# start of Dataset entries

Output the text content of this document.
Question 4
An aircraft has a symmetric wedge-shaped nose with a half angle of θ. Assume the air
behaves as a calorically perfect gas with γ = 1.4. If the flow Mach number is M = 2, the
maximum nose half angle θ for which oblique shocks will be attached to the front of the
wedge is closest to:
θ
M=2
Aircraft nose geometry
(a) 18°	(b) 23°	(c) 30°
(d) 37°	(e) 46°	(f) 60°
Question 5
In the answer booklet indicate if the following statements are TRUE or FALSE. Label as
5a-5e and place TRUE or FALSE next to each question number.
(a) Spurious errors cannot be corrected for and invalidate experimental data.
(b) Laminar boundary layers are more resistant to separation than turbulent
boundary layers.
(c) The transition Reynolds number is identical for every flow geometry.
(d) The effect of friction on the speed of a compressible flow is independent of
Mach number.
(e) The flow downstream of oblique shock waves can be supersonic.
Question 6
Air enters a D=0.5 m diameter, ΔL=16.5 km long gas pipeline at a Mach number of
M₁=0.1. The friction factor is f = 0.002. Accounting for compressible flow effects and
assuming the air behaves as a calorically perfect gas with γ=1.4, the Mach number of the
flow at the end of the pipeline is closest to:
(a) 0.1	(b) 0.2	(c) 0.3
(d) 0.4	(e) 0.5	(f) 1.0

# end of Dataset entries
# start of Dataset entries

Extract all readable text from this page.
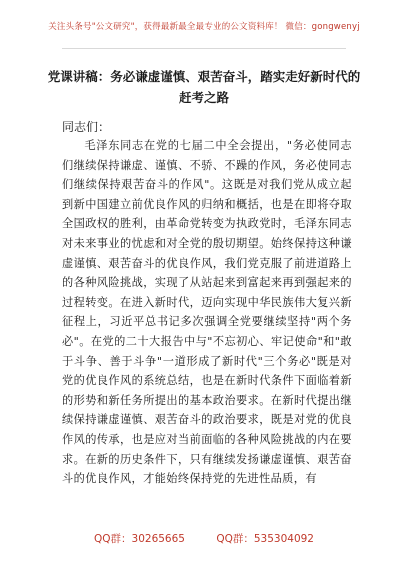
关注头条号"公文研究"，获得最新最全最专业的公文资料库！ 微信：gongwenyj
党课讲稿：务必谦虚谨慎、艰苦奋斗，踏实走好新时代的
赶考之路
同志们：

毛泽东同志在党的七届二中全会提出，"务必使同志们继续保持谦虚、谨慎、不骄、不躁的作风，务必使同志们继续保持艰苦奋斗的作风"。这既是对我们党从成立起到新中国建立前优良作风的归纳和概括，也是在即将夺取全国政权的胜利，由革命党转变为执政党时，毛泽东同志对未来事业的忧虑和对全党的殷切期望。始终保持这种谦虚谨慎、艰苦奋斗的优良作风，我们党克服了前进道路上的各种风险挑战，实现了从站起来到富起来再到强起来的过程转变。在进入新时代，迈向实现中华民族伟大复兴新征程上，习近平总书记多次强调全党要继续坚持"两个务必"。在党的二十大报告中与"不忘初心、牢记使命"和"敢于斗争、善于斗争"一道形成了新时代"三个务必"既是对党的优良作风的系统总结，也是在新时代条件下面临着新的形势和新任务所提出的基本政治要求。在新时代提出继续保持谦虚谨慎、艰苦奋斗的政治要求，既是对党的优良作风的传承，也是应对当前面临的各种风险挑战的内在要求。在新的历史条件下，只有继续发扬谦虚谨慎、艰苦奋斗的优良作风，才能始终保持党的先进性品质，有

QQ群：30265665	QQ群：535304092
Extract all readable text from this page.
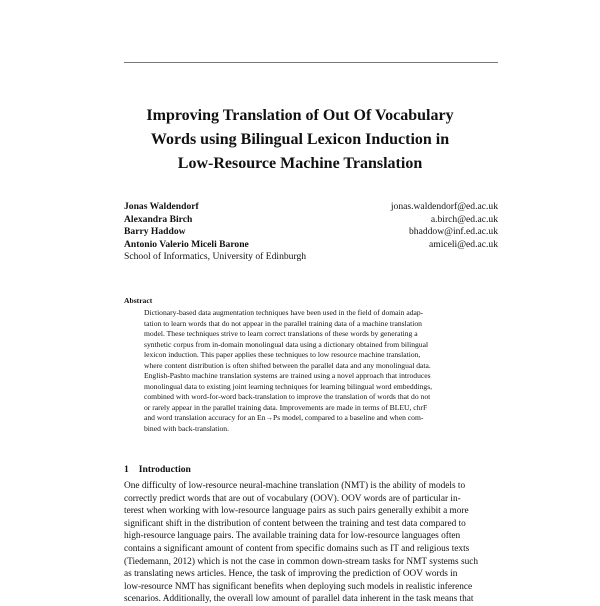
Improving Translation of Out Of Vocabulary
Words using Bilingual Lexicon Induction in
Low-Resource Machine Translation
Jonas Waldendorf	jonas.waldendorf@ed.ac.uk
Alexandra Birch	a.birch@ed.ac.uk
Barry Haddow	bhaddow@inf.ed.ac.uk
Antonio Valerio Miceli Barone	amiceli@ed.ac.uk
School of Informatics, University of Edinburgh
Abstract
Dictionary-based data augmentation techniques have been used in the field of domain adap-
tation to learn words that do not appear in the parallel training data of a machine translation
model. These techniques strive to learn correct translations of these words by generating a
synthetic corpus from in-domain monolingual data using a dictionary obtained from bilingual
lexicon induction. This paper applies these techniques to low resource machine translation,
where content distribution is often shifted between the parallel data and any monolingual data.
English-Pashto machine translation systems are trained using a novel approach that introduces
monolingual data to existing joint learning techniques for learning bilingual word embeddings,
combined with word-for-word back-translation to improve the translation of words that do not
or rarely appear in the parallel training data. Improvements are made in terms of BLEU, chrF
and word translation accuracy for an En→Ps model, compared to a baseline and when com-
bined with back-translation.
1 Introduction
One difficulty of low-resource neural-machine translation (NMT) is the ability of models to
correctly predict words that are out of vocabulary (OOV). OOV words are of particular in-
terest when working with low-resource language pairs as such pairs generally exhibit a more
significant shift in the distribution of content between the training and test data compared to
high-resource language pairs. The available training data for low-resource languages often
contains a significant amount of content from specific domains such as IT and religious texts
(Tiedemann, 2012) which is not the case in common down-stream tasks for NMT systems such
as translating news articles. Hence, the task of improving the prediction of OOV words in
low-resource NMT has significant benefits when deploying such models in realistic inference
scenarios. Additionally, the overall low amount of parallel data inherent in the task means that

# end of Dataset entries

§ Task goal
From the material given, work out how many lines hold the string "half"; state that number and nothing further.

§ Response to the task
2